● What to do
Copy each line below without leaving any out.

** begin Data listing **

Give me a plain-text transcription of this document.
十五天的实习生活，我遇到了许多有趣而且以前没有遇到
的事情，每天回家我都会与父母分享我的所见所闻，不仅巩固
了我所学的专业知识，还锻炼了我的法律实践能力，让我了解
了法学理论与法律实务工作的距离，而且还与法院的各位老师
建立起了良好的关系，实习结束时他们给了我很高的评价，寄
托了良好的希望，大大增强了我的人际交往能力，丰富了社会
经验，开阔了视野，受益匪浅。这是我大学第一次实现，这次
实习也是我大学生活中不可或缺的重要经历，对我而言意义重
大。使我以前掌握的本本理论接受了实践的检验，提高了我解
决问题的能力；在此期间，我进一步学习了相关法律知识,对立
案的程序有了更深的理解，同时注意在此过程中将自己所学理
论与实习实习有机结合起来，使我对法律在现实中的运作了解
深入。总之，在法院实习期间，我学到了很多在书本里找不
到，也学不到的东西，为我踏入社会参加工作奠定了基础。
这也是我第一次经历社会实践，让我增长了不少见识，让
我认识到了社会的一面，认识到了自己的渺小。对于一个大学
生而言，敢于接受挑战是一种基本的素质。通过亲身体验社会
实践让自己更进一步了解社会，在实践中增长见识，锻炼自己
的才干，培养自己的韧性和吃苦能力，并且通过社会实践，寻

** end Data listing **

● Solution to this problem
Give me a plain-text transcription of this document.
十五天的实习生活，我遇到了许多有趣而且以前没有遇到
的事情，每天回家我都会与父母分享我的所见所闻，不仅巩固
了我所学的专业知识，还锻炼了我的法律实践能力，让我了解
了法学理论与法律实务工作的距离，而且还与法院的各位老师
建立起了良好的关系，实习结束时他们给了我很高的评价，寄
托了良好的希望，大大增强了我的人际交往能力，丰富了社会
经验，开阔了视野，受益匪浅。这是我大学第一次实现，这次
实习也是我大学生活中不可或缺的重要经历，对我而言意义重
大。使我以前掌握的本本理论接受了实践的检验，提高了我解
决问题的能力；在此期间，我进一步学习了相关法律知识,对立
案的程序有了更深的理解，同时注意在此过程中将自己所学理
论与实习实习有机结合起来，使我对法律在现实中的运作了解
深入。总之，在法院实习期间，我学到了很多在书本里找不
到，也学不到的东西，为我踏入社会参加工作奠定了基础。
这也是我第一次经历社会实践，让我增长了不少见识，让
我认识到了社会的一面，认识到了自己的渺小。对于一个大学
生而言，敢于接受挑战是一种基本的素质。通过亲身体验社会
实践让自己更进一步了解社会，在实践中增长见识，锻炼自己
的才干，培养自己的韧性和吃苦能力，并且通过社会实践，寻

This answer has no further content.